FRAGMENTO FACILITADO =>
==================================================
A la hora establecida se cierra la puerta, yo en mi cuarto banco, admiro el artesonado del techo, la tribuna, el suelo. La sala me sobrecoge, en sus paredes se pueden leer los nombres de algunos de sus alumnos ilustres: Lope de Vega, San Juan de la Cruz, Francisco de Quevedo y Villegas, Antonio de Nebrija, Jovellanos… Me sumerjo en el pasado más que en el presente, por unos instantes. Cuando llegaron los franceses este paraninfo lo convirtieron en cuadra para los caballos y luego, en la desamortización de Mendizábal, metieron aquí moreras para criar gusanos de seda, me informa amablemente mi compañero de banco. Trato de poner imágenes a sus palabras, sin embargo, el comienzo de la ceremonia me devuelve a la realidad. Es hora de fijarse en los vivos. En sus majestades los Reyes y autoridades gubernamentales y municipales y, por supuesto, en el homenajeado: Luis Mateo Díez, qué sentirá en estos instantes, me pregunto.

Espero su discurso con ilusión, es un escritor al que admiro, y cuando llega me sumerjo en él porque hay en su tono un halo nostálgico que nos arrastra. Nos habla de su infancia, ya les dije líneas más arriba, de la infancia tan nuestra y tan para siempre. La infancia del escritor en tierras leonesas, donde un día de escuela, un día de invierno, un día de nieve, su recreo escolar queda truncado bajo el asedio de los copos, y escucha a un profesor que lee en el aula un libro: Don Quijote de la Mancha. La infancia es el tiempo mítico del hombre, cita el autor a Cesare Pavese. Ese tiempo donde, con el paso de los años, parecen haber sucedido todas las cosas. El descubrimiento del Caballero de la triste figura marcará un antes y un después en la vida del escritor.

No es ese Don Quijote un héroe como los robines de los bosques, nos dice, si no un antihéroe, que fracasa en casi todas sus ensoñaciones. Ese deslumbramiento quijotesco ha inspirado muchos de los personajes de sus obras que tienen, en palabras del autor: “una atrabiliaria fisonomía de perdición y extravío, son héroes del fracaso. La emoción primitiva que supone apropiarse de un Don Quijote que vino en la voz lectora de un maestro”… un día de la infancia invernal.
==================================================
TRABAJO PEDIDO =>
Transcribe sin cambios el pasaje del fragmento que empieza con las palabras "Espero su discurso" y acaba con "vida del escritor.".

INFORMACIÓN MOSTRADA =>
==================================================
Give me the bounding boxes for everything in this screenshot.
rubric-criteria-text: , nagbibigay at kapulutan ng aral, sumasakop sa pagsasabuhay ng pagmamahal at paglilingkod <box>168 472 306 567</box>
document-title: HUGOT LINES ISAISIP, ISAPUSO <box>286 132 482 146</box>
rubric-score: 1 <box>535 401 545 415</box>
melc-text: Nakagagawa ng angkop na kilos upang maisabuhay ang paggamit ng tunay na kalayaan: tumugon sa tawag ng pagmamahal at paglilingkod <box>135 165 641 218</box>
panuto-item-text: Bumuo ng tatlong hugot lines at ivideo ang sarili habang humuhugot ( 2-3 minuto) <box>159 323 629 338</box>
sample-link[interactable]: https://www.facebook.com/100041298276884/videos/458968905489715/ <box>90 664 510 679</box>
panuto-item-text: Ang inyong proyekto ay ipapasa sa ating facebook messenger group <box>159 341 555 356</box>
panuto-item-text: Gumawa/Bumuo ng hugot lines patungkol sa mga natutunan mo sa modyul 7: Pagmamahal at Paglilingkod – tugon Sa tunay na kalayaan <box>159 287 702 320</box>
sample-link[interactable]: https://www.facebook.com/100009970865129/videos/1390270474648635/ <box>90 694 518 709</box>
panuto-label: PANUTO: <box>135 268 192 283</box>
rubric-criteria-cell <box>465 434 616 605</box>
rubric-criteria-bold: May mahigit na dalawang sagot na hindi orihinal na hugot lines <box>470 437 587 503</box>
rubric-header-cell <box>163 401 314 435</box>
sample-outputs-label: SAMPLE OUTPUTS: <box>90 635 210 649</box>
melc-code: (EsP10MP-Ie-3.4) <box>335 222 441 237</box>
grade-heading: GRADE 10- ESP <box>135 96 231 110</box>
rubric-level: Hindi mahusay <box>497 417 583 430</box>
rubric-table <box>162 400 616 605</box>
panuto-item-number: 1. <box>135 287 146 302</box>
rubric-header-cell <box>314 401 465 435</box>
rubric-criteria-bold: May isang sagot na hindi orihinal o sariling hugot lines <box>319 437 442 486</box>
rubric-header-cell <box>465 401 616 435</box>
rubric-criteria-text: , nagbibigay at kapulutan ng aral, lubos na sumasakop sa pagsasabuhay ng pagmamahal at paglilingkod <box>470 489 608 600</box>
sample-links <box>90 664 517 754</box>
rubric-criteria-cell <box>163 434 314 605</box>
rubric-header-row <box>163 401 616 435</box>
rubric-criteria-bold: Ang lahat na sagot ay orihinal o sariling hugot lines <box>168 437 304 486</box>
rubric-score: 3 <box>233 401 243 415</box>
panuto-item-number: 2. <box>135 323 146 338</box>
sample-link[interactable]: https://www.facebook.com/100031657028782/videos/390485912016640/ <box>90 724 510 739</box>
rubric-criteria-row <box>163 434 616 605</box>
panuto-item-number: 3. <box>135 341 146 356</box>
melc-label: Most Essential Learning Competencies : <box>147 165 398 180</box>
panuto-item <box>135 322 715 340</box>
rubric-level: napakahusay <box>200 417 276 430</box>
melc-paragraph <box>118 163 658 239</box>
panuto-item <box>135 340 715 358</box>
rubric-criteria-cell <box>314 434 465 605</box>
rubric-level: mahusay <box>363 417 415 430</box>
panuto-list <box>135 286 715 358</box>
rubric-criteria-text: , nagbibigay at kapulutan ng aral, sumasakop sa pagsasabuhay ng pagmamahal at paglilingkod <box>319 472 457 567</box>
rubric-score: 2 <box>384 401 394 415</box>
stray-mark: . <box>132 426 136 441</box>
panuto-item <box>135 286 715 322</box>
==================================================
EJERCICIO RESUELTO =>
Espero su discurso con ilusión, es un escritor al que admiro, y cuando llega me sumerjo en él porque hay en su tono un halo nostálgico que nos arrastra. Nos habla de su infancia, ya les dije líneas más arriba, de la infancia tan nuestra y tan para siempre. La infancia del escritor en tierras leonesas, donde un día de escuela, un día de invierno, un día de nieve, su recreo escolar queda truncado bajo el asedio de los copos, y escucha a un profesor que lee en el aula un libro: Don Quijote de la Mancha. La infancia es el tiempo mítico del hombre, cita el autor a Cesare Pavese. Ese tiempo donde, con el paso de los años, parecen haber sucedido todas las cosas. El descubrimiento del Caballero de la triste figura marcará un antes y un después en la vida del escritor.